▶ [Short problem] Set down each record exactly as written.

▶ [Raw data]
>> START

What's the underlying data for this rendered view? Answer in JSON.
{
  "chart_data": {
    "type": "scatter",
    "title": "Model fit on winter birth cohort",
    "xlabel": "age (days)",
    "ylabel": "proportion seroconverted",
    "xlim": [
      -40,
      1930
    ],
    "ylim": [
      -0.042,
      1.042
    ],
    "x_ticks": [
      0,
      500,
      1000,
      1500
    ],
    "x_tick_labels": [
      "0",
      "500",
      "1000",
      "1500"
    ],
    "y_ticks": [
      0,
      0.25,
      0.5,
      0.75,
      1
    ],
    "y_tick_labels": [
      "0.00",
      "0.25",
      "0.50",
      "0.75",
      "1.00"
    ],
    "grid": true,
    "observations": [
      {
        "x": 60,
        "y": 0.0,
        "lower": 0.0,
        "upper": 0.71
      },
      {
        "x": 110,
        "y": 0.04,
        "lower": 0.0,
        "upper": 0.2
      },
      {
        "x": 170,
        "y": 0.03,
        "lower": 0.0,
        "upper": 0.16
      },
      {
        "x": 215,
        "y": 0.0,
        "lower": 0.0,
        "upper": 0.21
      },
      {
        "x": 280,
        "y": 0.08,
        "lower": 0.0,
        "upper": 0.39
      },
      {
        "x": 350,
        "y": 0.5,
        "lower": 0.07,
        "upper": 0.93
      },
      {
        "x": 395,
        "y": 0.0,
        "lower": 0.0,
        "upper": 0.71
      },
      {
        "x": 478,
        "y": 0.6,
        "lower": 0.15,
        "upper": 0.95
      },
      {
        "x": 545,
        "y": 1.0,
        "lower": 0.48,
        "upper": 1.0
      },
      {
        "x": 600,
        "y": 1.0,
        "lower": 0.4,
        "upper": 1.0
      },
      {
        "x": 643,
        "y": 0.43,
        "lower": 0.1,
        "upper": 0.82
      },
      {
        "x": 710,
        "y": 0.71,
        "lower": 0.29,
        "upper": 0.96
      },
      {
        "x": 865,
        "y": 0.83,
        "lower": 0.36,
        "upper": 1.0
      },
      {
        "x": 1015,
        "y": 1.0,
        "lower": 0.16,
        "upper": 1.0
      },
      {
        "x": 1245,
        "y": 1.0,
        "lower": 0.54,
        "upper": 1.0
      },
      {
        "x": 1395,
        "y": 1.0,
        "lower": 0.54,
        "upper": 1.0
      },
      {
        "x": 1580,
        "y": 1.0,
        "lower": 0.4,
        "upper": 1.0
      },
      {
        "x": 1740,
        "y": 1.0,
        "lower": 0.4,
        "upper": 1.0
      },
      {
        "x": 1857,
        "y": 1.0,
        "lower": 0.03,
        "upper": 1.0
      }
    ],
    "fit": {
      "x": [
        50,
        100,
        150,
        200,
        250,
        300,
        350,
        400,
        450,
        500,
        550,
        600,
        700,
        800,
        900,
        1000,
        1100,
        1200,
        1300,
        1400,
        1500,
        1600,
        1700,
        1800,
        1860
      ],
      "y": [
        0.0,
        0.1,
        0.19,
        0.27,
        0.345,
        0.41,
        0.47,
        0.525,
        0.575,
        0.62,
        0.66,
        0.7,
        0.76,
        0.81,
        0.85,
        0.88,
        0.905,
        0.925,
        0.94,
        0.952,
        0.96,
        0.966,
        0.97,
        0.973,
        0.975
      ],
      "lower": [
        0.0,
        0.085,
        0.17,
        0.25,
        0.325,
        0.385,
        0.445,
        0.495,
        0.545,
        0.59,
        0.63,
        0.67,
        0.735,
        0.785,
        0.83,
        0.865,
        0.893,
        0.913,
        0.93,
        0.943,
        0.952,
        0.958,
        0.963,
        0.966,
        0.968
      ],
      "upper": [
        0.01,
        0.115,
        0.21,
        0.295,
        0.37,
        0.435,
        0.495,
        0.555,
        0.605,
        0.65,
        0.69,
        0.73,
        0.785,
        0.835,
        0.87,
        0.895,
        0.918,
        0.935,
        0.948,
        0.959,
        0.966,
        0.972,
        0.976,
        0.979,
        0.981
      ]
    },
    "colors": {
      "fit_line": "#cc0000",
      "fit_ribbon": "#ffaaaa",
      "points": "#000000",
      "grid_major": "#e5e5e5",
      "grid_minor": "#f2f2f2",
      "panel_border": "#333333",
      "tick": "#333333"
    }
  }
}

>> END

▶ [The output]
What's the underlying data for this rendered view? Answer in JSON.
{
  "chart_data": {
    "type": "scatter",
    "title": "Model fit on winter birth cohort",
    "xlabel": "age (days)",
    "ylabel": "proportion seroconverted",
    "xlim": [
      -40,
      1930
    ],
    "ylim": [
      -0.042,
      1.042
    ],
    "x_ticks": [
      0,
      500,
      1000,
      1500
    ],
    "x_tick_labels": [
      "0",
      "500",
      "1000",
      "1500"
    ],
    "y_ticks": [
      0,
      0.25,
      0.5,
      0.75,
      1
    ],
    "y_tick_labels": [
      "0.00",
      "0.25",
      "0.50",
      "0.75",
      "1.00"
    ],
    "grid": true,
    "observations": [
      {
        "x": 60,
        "y": 0.0,
        "lower": 0.0,
        "upper": 0.71
      },
      {
        "x": 110,
        "y": 0.04,
        "lower": 0.0,
        "upper": 0.2
      },
      {
        "x": 170,
        "y": 0.03,
        "lower": 0.0,
        "upper": 0.16
      },
      {
        "x": 215,
        "y": 0.0,
        "lower": 0.0,
        "upper": 0.21
      },
      {
        "x": 280,
        "y": 0.08,
        "lower": 0.0,
        "upper": 0.39
      },
      {
        "x": 350,
        "y": 0.5,
        "lower": 0.07,
        "upper": 0.93
      },
      {
        "x": 395,
        "y": 0.0,
        "lower": 0.0,
        "upper": 0.71
      },
      {
        "x": 478,
        "y": 0.6,
        "lower": 0.15,
        "upper": 0.95
      },
      {
        "x": 545,
        "y": 1.0,
        "lower": 0.48,
        "upper": 1.0
      },
      {
        "x": 600,
        "y": 1.0,
        "lower": 0.4,
        "upper": 1.0
      },
      {
        "x": 643,
        "y": 0.43,
        "lower": 0.1,
        "upper": 0.82
      },
      {
        "x": 710,
        "y": 0.71,
        "lower": 0.29,
        "upper": 0.96
      },
      {
        "x": 865,
        "y": 0.83,
        "lower": 0.36,
        "upper": 1.0
      },
      {
        "x": 1015,
        "y": 1.0,
        "lower": 0.16,
        "upper": 1.0
      },
      {
        "x": 1245,
        "y": 1.0,
        "lower": 0.54,
        "upper": 1.0
      },
      {
        "x": 1395,
        "y": 1.0,
        "lower": 0.54,
        "upper": 1.0
      },
      {
        "x": 1580,
        "y": 1.0,
        "lower": 0.4,
        "upper": 1.0
      },
      {
        "x": 1740,
        "y": 1.0,
        "lower": 0.4,
        "upper": 1.0
      },
      {
        "x": 1857,
        "y": 1.0,
        "lower": 0.03,
        "upper": 1.0
      }
    ],
    "fit": {
      "x": [
        50,
        100,
        150,
        200,
        250,
        300,
        350,
        400,
        450,
        500,
        550,
        600,
        700,
        800,
        900,
        1000,
        1100,
        1200,
        1300,
        1400,
        1500,
        1600,
        1700,
        1800,
        1860
      ],
      "y": [
        0.0,
        0.1,
        0.19,
        0.27,
        0.345,
        0.41,
        0.47,
        0.525,
        0.575,
        0.62,
        0.66,
        0.7,
        0.76,
        0.81,
        0.85,
        0.88,
        0.905,
        0.925,
        0.94,
        0.952,
        0.96,
        0.966,
        0.97,
        0.973,
        0.975
      ],
      "lower": [
        0.0,
        0.085,
        0.17,
        0.25,
        0.325,
        0.385,
        0.445,
        0.495,
        0.545,
        0.59,
        0.63,
        0.67,
        0.735,
        0.785,
        0.83,
        0.865,
        0.893,
        0.913,
        0.93,
        0.943,
        0.952,
        0.958,
        0.963,
        0.966,
        0.968
      ],
      "upper": [
        0.01,
        0.115,
        0.21,
        0.295,
        0.37,
        0.435,
        0.495,
        0.555,
        0.605,
        0.65,
        0.69,
        0.73,
        0.785,
        0.835,
        0.87,
        0.895,
        0.918,
        0.935,
        0.948,
        0.959,
        0.966,
        0.972,
        0.976,
        0.979,
        0.981
      ]
    },
    "colors": {
      "fit_line": "#cc0000",
      "fit_ribbon": "#ffaaaa",
      "points": "#000000",
      "grid_major": "#e5e5e5",
      "grid_minor": "#f2f2f2",
      "panel_border": "#333333",
      "tick": "#333333"
    }
  }
}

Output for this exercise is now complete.